> RECORDS TO PROCESS:
%%

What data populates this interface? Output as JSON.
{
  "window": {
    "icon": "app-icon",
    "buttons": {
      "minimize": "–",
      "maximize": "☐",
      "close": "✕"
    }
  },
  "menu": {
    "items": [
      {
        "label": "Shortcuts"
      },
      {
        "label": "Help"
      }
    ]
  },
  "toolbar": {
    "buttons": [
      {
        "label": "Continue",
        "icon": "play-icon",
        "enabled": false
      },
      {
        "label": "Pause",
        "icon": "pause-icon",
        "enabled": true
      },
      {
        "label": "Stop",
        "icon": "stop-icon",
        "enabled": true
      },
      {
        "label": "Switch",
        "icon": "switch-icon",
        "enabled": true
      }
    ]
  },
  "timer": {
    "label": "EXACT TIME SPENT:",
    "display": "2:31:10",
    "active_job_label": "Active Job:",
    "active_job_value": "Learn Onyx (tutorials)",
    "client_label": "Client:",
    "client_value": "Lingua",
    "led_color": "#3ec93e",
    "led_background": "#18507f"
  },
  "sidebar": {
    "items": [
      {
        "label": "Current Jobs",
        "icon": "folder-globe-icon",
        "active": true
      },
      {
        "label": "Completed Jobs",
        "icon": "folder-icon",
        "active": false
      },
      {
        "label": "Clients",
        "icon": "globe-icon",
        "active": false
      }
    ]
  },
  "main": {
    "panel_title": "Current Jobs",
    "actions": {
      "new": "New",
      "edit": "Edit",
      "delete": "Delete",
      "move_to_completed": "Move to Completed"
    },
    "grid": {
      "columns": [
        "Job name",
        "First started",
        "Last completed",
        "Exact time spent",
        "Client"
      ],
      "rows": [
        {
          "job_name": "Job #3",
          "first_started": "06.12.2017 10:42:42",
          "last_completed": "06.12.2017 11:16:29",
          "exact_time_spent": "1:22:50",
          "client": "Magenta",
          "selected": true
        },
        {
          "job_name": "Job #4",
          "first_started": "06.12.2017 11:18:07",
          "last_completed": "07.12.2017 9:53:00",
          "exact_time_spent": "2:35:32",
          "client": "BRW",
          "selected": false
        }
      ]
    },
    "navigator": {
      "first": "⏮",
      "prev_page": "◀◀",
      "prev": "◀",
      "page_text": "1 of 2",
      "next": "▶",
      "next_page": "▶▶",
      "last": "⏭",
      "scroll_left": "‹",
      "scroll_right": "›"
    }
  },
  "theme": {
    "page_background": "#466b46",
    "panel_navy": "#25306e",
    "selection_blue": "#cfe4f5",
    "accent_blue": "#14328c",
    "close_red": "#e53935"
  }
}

%%

> YOUR GOAL: Note every line above where the string "false" shows up, and copy those lines.

> TASK RESULT:
        "enabled": false
        "active": false
        "active": false
          "selected": false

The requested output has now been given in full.